BEGIN Input material

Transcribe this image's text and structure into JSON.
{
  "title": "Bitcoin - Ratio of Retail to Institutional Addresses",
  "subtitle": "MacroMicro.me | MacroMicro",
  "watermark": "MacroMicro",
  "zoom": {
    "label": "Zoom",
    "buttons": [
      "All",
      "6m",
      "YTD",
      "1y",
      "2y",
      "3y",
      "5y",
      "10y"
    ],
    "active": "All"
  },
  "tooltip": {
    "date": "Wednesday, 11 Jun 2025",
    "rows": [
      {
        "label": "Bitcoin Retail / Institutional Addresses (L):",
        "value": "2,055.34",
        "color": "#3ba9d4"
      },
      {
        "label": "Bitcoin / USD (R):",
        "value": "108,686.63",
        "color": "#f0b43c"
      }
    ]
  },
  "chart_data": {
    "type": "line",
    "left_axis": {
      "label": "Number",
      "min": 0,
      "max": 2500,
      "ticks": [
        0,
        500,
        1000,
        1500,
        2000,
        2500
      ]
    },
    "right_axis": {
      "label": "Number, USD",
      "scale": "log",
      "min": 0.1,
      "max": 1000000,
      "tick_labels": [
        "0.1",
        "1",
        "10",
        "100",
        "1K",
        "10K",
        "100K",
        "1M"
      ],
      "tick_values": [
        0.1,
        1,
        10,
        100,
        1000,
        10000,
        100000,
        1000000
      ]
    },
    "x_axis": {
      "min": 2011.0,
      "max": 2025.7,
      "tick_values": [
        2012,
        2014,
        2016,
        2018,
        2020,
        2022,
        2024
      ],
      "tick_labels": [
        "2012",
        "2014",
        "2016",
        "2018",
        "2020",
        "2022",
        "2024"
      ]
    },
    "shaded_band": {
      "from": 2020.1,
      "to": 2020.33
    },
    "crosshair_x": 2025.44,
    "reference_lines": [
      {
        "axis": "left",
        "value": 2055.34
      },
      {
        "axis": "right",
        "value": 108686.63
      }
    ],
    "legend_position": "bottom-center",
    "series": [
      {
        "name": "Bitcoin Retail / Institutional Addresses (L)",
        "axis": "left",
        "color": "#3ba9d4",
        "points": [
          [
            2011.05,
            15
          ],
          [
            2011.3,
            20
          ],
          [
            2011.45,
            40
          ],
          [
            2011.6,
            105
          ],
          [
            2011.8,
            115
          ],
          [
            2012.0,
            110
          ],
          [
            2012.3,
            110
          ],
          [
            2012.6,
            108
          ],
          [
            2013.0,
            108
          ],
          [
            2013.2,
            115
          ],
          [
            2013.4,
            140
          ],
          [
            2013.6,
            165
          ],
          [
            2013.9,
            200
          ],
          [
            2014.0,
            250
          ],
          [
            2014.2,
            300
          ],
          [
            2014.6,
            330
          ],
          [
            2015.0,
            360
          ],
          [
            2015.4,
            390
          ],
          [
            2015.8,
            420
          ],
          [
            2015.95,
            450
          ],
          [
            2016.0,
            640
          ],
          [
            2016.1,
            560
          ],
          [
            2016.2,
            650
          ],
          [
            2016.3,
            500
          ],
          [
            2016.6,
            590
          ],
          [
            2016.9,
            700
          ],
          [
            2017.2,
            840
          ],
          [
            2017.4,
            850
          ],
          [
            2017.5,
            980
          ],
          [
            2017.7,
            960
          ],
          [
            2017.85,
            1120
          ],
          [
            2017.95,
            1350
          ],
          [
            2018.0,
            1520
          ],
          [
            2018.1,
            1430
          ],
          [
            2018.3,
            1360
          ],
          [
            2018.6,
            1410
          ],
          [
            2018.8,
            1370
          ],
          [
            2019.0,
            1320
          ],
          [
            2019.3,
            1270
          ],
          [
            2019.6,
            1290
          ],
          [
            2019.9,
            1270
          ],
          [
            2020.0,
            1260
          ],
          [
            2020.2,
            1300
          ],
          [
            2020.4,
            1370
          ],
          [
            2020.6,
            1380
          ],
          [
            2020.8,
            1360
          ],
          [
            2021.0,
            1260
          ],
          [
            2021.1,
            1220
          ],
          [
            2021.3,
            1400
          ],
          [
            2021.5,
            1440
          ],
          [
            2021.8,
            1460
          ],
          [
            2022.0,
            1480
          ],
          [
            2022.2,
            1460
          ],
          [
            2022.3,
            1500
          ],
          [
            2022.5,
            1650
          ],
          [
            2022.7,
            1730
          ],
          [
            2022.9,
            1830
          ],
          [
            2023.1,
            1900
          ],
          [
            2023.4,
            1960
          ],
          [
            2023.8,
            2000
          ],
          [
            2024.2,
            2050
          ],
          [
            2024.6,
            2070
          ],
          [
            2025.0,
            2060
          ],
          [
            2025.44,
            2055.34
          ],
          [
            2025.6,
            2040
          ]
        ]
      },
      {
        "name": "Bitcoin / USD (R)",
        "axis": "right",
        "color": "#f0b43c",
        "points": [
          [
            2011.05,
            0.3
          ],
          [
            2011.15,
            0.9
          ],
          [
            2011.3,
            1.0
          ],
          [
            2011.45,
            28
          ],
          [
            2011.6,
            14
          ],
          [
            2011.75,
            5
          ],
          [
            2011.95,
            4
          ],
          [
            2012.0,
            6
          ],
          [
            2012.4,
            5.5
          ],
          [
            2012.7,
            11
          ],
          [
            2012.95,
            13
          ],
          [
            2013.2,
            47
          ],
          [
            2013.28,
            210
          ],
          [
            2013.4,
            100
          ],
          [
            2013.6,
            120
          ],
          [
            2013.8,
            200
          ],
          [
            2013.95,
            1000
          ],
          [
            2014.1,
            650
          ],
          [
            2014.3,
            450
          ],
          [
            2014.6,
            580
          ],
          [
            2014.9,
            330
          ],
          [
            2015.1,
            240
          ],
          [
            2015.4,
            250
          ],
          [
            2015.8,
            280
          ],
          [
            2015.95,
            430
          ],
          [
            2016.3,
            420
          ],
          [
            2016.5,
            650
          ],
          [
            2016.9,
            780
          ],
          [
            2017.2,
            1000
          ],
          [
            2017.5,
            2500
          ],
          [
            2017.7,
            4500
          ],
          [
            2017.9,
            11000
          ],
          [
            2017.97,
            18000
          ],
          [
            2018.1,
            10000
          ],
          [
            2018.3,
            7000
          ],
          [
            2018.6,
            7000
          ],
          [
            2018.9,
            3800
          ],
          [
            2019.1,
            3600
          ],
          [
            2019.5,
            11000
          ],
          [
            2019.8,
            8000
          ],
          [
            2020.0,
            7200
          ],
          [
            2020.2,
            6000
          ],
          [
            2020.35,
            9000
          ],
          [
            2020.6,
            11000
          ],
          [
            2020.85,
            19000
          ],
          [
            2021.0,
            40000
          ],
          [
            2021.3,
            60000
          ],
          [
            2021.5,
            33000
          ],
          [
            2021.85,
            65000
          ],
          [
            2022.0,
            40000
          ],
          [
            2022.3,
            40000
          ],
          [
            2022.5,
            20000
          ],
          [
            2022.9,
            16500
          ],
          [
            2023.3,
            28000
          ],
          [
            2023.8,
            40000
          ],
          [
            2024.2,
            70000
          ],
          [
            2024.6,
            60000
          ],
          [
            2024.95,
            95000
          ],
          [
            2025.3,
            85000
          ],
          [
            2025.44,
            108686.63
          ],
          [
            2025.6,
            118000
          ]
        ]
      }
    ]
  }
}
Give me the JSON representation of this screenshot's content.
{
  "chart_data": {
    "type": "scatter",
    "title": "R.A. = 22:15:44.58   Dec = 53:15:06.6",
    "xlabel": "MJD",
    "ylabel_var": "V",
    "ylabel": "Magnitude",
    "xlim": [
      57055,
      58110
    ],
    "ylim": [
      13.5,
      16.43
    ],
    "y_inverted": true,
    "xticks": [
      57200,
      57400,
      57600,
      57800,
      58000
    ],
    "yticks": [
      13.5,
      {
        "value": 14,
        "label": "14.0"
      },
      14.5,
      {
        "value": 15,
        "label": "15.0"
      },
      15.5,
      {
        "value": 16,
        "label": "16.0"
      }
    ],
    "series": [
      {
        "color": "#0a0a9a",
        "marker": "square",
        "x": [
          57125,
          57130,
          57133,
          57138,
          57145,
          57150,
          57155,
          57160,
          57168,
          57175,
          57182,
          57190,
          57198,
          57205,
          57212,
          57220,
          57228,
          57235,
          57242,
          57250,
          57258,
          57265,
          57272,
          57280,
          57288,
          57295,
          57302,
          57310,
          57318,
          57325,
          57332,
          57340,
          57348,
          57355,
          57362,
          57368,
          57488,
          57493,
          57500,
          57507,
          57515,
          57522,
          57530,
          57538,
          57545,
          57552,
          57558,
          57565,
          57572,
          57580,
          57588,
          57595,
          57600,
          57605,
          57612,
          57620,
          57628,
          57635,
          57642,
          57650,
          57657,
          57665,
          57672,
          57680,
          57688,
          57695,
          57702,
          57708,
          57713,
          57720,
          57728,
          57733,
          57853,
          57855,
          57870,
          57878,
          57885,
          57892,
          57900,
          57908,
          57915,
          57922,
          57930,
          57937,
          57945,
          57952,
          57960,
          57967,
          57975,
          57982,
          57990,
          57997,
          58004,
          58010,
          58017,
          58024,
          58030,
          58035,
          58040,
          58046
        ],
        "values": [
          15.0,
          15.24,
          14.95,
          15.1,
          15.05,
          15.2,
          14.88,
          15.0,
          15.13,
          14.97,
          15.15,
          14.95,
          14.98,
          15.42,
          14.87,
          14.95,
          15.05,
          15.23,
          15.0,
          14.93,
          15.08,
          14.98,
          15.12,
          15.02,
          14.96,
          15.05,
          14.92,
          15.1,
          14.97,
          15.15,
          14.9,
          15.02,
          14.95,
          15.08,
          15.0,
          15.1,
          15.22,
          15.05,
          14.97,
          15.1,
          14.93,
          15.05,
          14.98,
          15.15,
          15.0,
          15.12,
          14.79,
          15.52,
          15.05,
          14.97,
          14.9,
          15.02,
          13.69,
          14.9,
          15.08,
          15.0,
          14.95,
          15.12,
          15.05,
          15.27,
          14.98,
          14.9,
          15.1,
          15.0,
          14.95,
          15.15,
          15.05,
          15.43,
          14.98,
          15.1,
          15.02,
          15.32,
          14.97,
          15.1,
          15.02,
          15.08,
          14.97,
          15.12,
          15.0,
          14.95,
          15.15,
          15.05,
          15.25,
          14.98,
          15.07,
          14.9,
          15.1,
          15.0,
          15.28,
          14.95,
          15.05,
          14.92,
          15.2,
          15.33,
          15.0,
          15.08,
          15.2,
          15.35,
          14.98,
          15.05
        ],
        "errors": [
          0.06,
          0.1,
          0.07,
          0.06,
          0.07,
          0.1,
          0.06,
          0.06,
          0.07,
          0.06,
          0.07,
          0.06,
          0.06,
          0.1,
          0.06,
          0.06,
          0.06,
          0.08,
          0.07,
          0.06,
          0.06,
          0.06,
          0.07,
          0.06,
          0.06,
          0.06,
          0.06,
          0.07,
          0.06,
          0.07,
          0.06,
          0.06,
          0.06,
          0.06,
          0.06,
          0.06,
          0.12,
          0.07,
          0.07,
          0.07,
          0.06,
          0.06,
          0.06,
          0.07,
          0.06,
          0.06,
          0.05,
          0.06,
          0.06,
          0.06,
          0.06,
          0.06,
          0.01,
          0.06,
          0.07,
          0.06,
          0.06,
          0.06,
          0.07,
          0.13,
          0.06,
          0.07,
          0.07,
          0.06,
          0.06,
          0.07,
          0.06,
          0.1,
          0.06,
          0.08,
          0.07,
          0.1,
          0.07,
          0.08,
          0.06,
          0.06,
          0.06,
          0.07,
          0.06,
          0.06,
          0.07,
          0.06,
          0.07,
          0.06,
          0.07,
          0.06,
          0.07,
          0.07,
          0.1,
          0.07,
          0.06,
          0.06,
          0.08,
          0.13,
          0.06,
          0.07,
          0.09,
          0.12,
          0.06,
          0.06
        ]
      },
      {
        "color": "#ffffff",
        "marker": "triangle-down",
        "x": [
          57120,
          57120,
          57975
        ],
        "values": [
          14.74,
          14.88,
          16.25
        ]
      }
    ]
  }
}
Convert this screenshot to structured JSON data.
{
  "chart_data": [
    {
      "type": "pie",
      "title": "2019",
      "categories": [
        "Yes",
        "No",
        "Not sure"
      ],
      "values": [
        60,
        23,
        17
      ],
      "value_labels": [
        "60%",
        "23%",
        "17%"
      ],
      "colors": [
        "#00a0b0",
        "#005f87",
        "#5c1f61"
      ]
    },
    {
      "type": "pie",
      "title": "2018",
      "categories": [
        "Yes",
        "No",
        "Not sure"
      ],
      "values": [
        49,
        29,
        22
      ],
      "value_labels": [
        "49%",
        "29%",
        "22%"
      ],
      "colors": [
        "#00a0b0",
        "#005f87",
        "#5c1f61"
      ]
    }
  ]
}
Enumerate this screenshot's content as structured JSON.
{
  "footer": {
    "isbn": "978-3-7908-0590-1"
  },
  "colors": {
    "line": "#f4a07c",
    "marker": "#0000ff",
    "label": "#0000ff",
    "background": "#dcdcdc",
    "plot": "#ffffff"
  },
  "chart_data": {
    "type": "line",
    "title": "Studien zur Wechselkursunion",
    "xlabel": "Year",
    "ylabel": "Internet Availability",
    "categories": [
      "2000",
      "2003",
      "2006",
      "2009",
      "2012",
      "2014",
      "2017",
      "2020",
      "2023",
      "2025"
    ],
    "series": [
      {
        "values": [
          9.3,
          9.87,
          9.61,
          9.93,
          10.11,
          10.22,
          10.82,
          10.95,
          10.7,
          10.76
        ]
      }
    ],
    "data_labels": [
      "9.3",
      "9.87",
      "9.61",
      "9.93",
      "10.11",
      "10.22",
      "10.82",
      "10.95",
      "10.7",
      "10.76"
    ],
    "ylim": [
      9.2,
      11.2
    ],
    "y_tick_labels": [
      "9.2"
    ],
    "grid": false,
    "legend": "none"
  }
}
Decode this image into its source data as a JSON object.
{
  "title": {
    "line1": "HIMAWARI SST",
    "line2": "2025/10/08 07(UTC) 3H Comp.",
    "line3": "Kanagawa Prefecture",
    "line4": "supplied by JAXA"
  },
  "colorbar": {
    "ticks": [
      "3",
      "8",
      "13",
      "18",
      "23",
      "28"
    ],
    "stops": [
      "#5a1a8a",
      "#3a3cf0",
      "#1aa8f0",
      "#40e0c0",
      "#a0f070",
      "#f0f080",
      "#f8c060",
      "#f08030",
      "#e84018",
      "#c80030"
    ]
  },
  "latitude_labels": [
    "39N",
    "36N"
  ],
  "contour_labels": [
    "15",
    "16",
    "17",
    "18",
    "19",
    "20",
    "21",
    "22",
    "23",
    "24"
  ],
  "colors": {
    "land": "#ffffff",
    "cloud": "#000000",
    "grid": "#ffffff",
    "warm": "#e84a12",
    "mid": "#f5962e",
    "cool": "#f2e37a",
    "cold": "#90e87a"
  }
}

END Input material

-- Set problem --
Give only the number of lines in the data that include the string "Institutional".

-- Result of this exercise --
3